[Collected data]
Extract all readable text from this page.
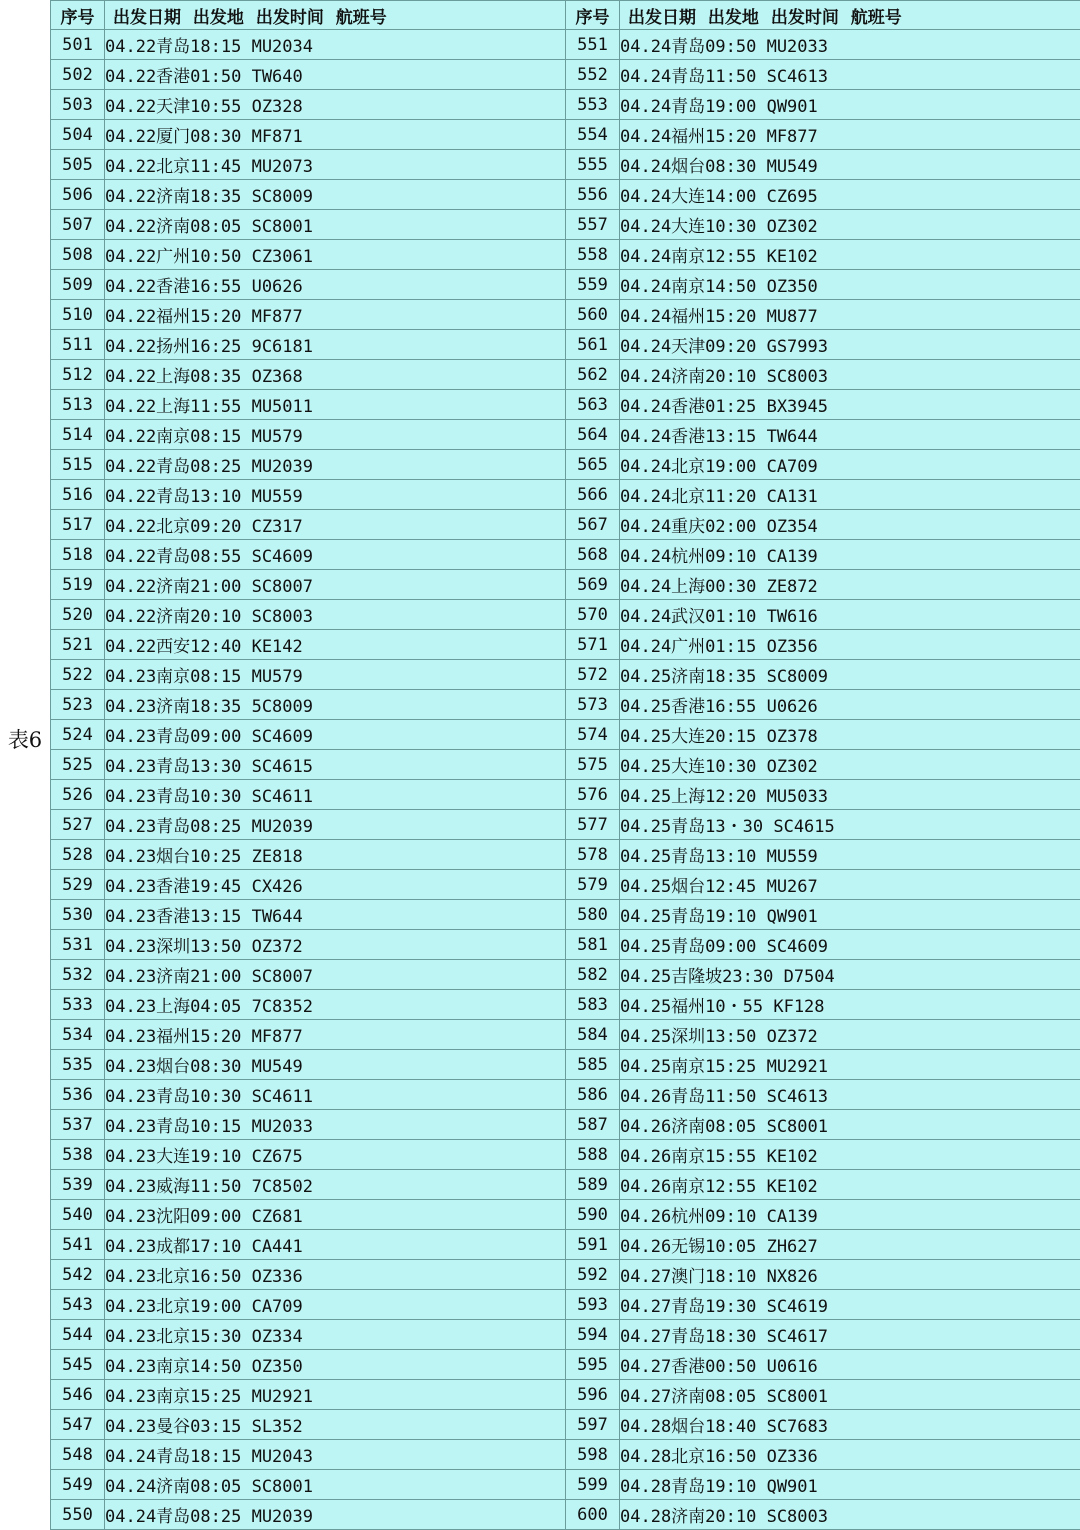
表6
序号	出发日期 出发地 出发时间 航班号	序号	出发日期 出发地 出发时间 航班号
501	04.22青岛18:15 MU2034	551	04.24青岛09:50 MU2033
502	04.22香港01:50 TW640	552	04.24青岛11:50 SC4613
503	04.22天津10:55 OZ328	553	04.24青岛19:00 QW901
504	04.22厦门08:30 MF871	554	04.24福州15:20 MF877
505	04.22北京11:45 MU2073	555	04.24烟台08:30 MU549
506	04.22济南18:35 SC8009	556	04.24大连14:00 CZ695
507	04.22济南08:05 SC8001	557	04.24大连10:30 OZ302
508	04.22广州10:50 CZ3061	558	04.24南京12:55 KE102
509	04.22香港16:55 U0626	559	04.24南京14:50 OZ350
510	04.22福州15:20 MF877	560	04.24福州15:20 MU877
511	04.22扬州16:25 9C6181	561	04.24天津09:20 GS7993
512	04.22上海08:35 OZ368	562	04.24济南20:10 SC8003
513	04.22上海11:55 MU5011	563	04.24香港01:25 BX3945
514	04.22南京08:15 MU579	564	04.24香港13:15 TW644
515	04.22青岛08:25 MU2039	565	04.24北京19:00 CA709
516	04.22青岛13:10 MU559	566	04.24北京11:20 CA131
517	04.22北京09:20 CZ317	567	04.24重庆02:00 OZ354
518	04.22青岛08:55 SC4609	568	04.24杭州09:10 CA139
519	04.22济南21:00 SC8007	569	04.24上海00:30 ZE872
520	04.22济南20:10 SC8003	570	04.24武汉01:10 TW616
521	04.22西安12:40 KE142	571	04.24广州01:15 OZ356
522	04.23南京08:15 MU579	572	04.25济南18:35 SC8009
523	04.23济南18:35 5C8009	573	04.25香港16:55 U0626
524	04.23青岛09:00 SC4609	574	04.25大连20:15 OZ378
525	04.23青岛13:30 SC4615	575	04.25大连10:30 OZ302
526	04.23青岛10:30 SC4611	576	04.25上海12:20 MU5033
527	04.23青岛08:25 MU2039	577	04.25青岛13・30 SC4615
528	04.23烟台10:25 ZE818	578	04.25青岛13:10 MU559
529	04.23香港19:45 CX426	579	04.25烟台12:45 MU267
530	04.23香港13:15 TW644	580	04.25青岛19:10 QW901
531	04.23深圳13:50 OZ372	581	04.25青岛09:00 SC4609
532	04.23济南21:00 SC8007	582	04.25吉隆坡23:30 D7504
533	04.23上海04:05 7C8352	583	04.25福州10・55 KF128
534	04.23福州15:20 MF877	584	04.25深圳13:50 OZ372
535	04.23烟台08:30 MU549	585	04.25南京15:25 MU2921
536	04.23青岛10:30 SC4611	586	04.26青岛11:50 SC4613
537	04.23青岛10:15 MU2033	587	04.26济南08:05 SC8001
538	04.23大连19:10 CZ675	588	04.26南京15:55 KE102
539	04.23威海11:50 7C8502	589	04.26南京12:55 KE102
540	04.23沈阳09:00 CZ681	590	04.26杭州09:10 CA139
541	04.23成都17:10 CA441	591	04.26无锡10:05 ZH627
542	04.23北京16:50 OZ336	592	04.27澳门18:10 NX826
543	04.23北京19:00 CA709	593	04.27青岛19:30 SC4619
544	04.23北京15:30 OZ334	594	04.27青岛18:30 SC4617
545	04.23南京14:50 OZ350	595	04.27香港00:50 U0616
546	04.23南京15:25 MU2921	596	04.27济南08:05 SC8001
547	04.23曼谷03:15 SL352	597	04.28烟台18:40 SC7683
548	04.24青岛18:15 MU2043	598	04.28北京16:50 OZ336
549	04.24济南08:05 SC8001	599	04.28青岛19:10 QW901
550	04.24青岛08:25 MU2039	600	04.28济南20:10 SC8003
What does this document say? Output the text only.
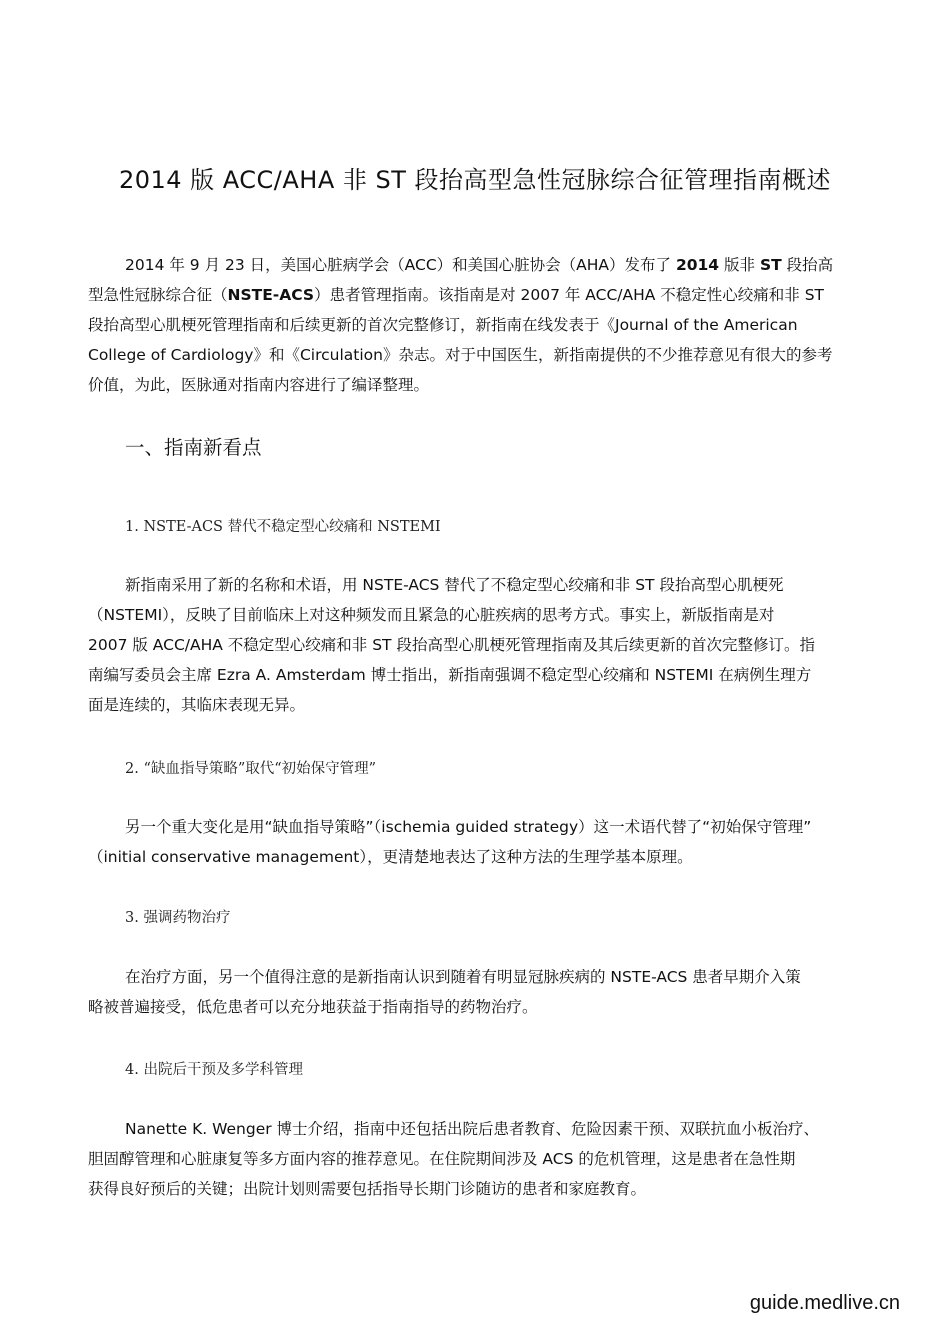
2014 版 ACC/AHA 非 ST 段抬高型急性冠脉综合征管理指南概述
2014 年 9 月 23 日，美国心脏病学会（ACC）和美国心脏协会（AHA）发布了 2014 版非 ST 段抬高
型急性冠脉综合征（NSTE-ACS）患者管理指南。该指南是对 2007 年 ACC/AHA 不稳定性心绞痛和非 ST
段抬高型心肌梗死管理指南和后续更新的首次完整修订，新指南在线发表于《Journal of the American
College of Cardiology》和《Circulation》杂志。对于中国医生，新指南提供的不少推荐意见有很大的参考
价值，为此，医脉通对指南内容进行了编译整理。
一、指南新看点
1. NSTE-ACS 替代不稳定型心绞痛和 NSTEMI
新指南采用了新的名称和术语，用 NSTE-ACS 替代了不稳定型心绞痛和非 ST 段抬高型心肌梗死
（NSTEMI），反映了目前临床上对这种频发而且紧急的心脏疾病的思考方式。事实上，新版指南是对
2007 版 ACC/AHA 不稳定型心绞痛和非 ST 段抬高型心肌梗死管理指南及其后续更新的首次完整修订。指
南编写委员会主席 Ezra A. Amsterdam 博士指出，新指南强调不稳定型心绞痛和 NSTEMI 在病例生理方
面是连续的，其临床表现无异。
2. “缺血指导策略”取代“初始保守管理”
另一个重大变化是用“缺血指导策略”（ischemia guided strategy）这一术语代替了“初始保守管理”
（initial conservative management），更清楚地表达了这种方法的生理学基本原理。
3. 强调药物治疗
在治疗方面，另一个值得注意的是新指南认识到随着有明显冠脉疾病的 NSTE-ACS 患者早期介入策
略被普遍接受，低危患者可以充分地获益于指南指导的药物治疗。
4. 出院后干预及多学科管理
Nanette K. Wenger 博士介绍，指南中还包括出院后患者教育、危险因素干预、双联抗血小板治疗、
胆固醇管理和心脏康复等多方面内容的推荐意见。在住院期间涉及 ACS 的危机管理，这是患者在急性期
获得良好预后的关键；出院计划则需要包括指导长期门诊随访的患者和家庭教育。
guide.medlive.cn
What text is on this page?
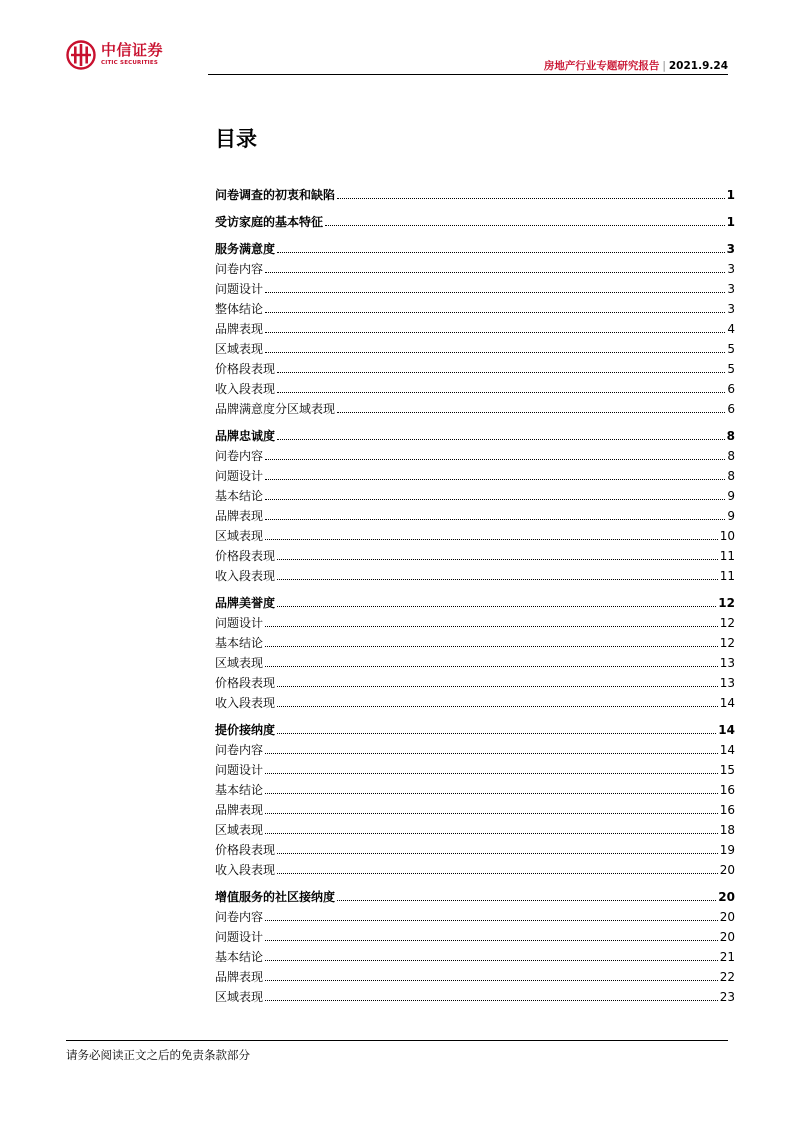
中信证券
CITIC SECURITIES	房地产行业专题研究报告 | 2021.9.24
目录
问卷调查的初衷和缺陷	1
受访家庭的基本特征	1
服务满意度	3
问卷内容	3
问题设计	3
整体结论	3
品牌表现	4
区域表现	5
价格段表现	5
收入段表现	6
品牌满意度分区域表现	6
品牌忠诚度	8
问卷内容	8
问题设计	8
基本结论	9
品牌表现	9
区域表现	10
价格段表现	11
收入段表现	11
品牌美誉度	12
问题设计	12
基本结论	12
区域表现	13
价格段表现	13
收入段表现	14
提价接纳度	14
问卷内容	14
问题设计	15
基本结论	16
品牌表现	16
区域表现	18
价格段表现	19
收入段表现	20
增值服务的社区接纳度	20
问卷内容	20
问题设计	20
基本结论	21
品牌表现	22
区域表现	23
请务必阅读正文之后的免责条款部分
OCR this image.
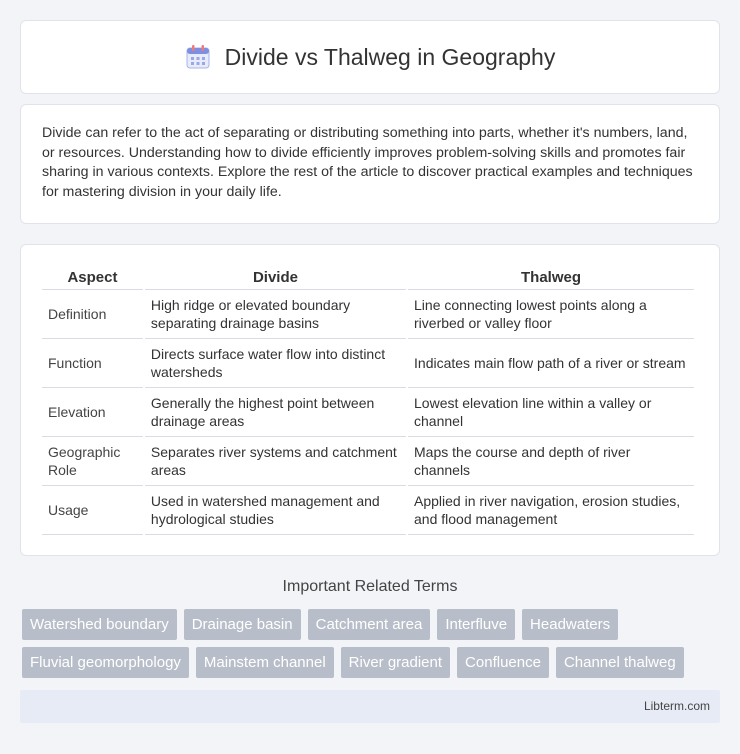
Divide vs Thalweg in Geography

Divide can refer to the act of separating or distributing something into parts, whether it's numbers, land, or resources. Understanding how to divide efficiently improves problem-solving skills and promotes fair sharing in various contexts. Explore the rest of the article to discover practical examples and techniques for mastering division in your daily life.

Aspect	Divide	Thalweg
Definition	High ridge or elevated boundary separating drainage basins	Line connecting lowest points along a riverbed or valley floor
Function	Directs surface water flow into distinct watersheds	Indicates main flow path of a river or stream
Elevation	Generally the highest point between drainage areas	Lowest elevation line within a valley or channel
Geographic Role	Separates river systems and catchment areas	Maps the course and depth of river channels
Usage	Used in watershed management and hydrological studies	Applied in river navigation, erosion studies, and flood management
Important Related Terms
Watershed boundary	Drainage basin	Catchment area	Interfluve	Headwaters
Fluvial geomorphology	Mainstem channel	River gradient	Confluence	Channel thalweg
Libterm.com
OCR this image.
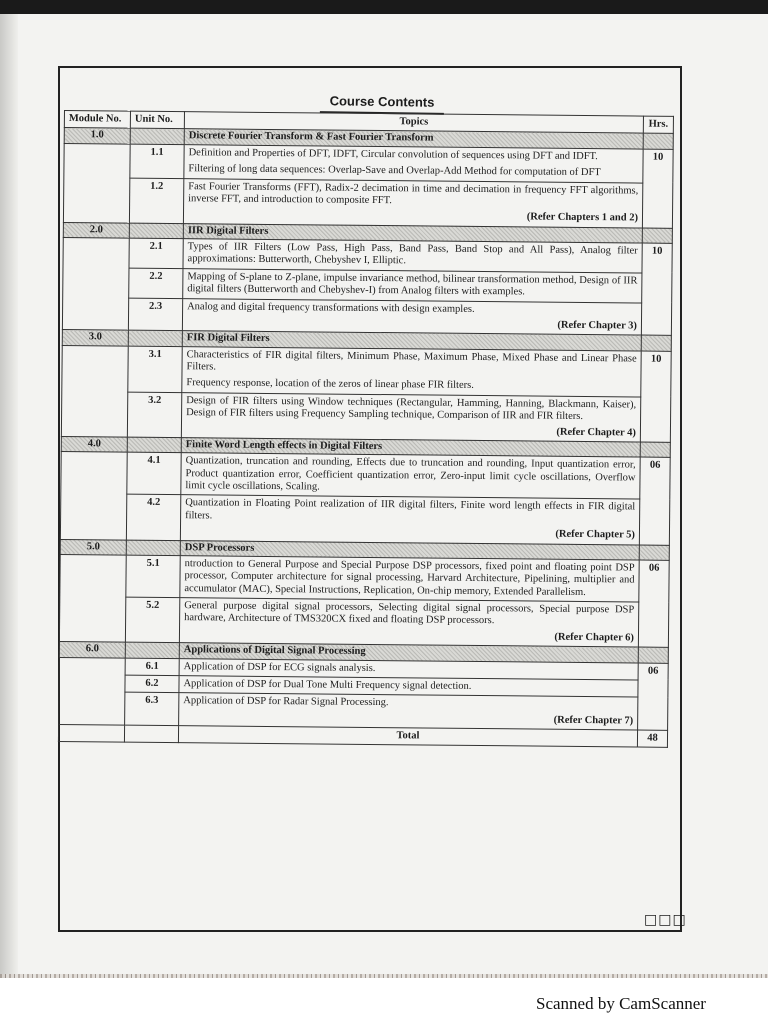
Course Contents
Module No.	Unit No.	Topics	Hrs.
1.0		Discrete Fourier Transform & Fast Fourier Transform	
	1.1	Definition and Properties of DFT, IDFT, Circular convolution of sequences using DFT and IDFT.
Filtering of long data sequences: Overlap-Save and Overlap-Add Method for computation of DFT	10
	1.2	Fast Fourier Transforms (FFT), Radix-2 decimation in time and decimation in frequency FFT algorithms, inverse FFT, and introduction to composite FFT.
(Refer Chapters 1 and 2)	

2.0		IIR Digital Filters	
	2.1	Types of IIR Filters (Low Pass, High Pass, Band Pass, Band Stop and All Pass), Analog filter approximations: Butterworth, Chebyshev I, Elliptic.	10
	2.2	Mapping of S-plane to Z-plane, impulse invariance method, bilinear transformation method, Design of IIR digital filters (Butterworth and Chebyshev-I) from Analog filters with examples.	

	2.3	Analog and digital frequency transformations with design examples.
(Refer Chapter 3)	

3.0		FIR Digital Filters	
	3.1	Characteristics of FIR digital filters, Minimum Phase, Maximum Phase, Mixed Phase and Linear Phase Filters.
Frequency response, location of the zeros of linear phase FIR filters.	10
	3.2	Design of FIR filters using Window techniques (Rectangular, Hamming, Hanning, Blackmann, Kaiser), Design of FIR filters using Frequency Sampling technique, Comparison of IIR and FIR filters.
(Refer Chapter 4)	

4.0		Finite Word Length effects in Digital Filters	
	4.1	Quantization, truncation and rounding, Effects due to truncation and rounding, Input quantization error, Product quantization error, Coefficient quantization error, Zero-input limit cycle oscillations, Overflow limit cycle oscillations, Scaling.	06
	4.2	Quantization in Floating Point realization of IIR digital filters, Finite word length effects in FIR digital filters.
(Refer Chapter 5)	

5.0		DSP Processors	
	5.1	ntroduction to General Purpose and Special Purpose DSP processors, fixed point and floating point DSP processor, Computer architecture for signal processing, Harvard Architecture, Pipelining, multiplier and accumulator (MAC), Special Instructions, Replication, On-chip memory, Extended Parallelism.	06
	5.2	General purpose digital signal processors, Selecting digital signal processors, Special purpose DSP hardware, Architecture of TMS320CX fixed and floating DSP processors.
(Refer Chapter 6)	

6.0		Applications of Digital Signal Processing	
	6.1	Application of DSP for ECG signals analysis.	06
	6.2	Application of DSP for Dual Tone Multi Frequency signal detection.	

	6.3	Application of DSP for Radar Signal Processing.
(Refer Chapter 7)	

		Total	48
□□□
Scanned by CamScanner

■ **Stated task**
Which lines above contain "Definition"? Show each of them.

■ **Task solution**
Definition	High ridge or elevated boundary separating drainage basins	Line connecting lowest points along a riverbed or valley floor
	1.1	Definition and Properties of DFT, IDFT, Circular convolution of sequences using DFT and IDFT.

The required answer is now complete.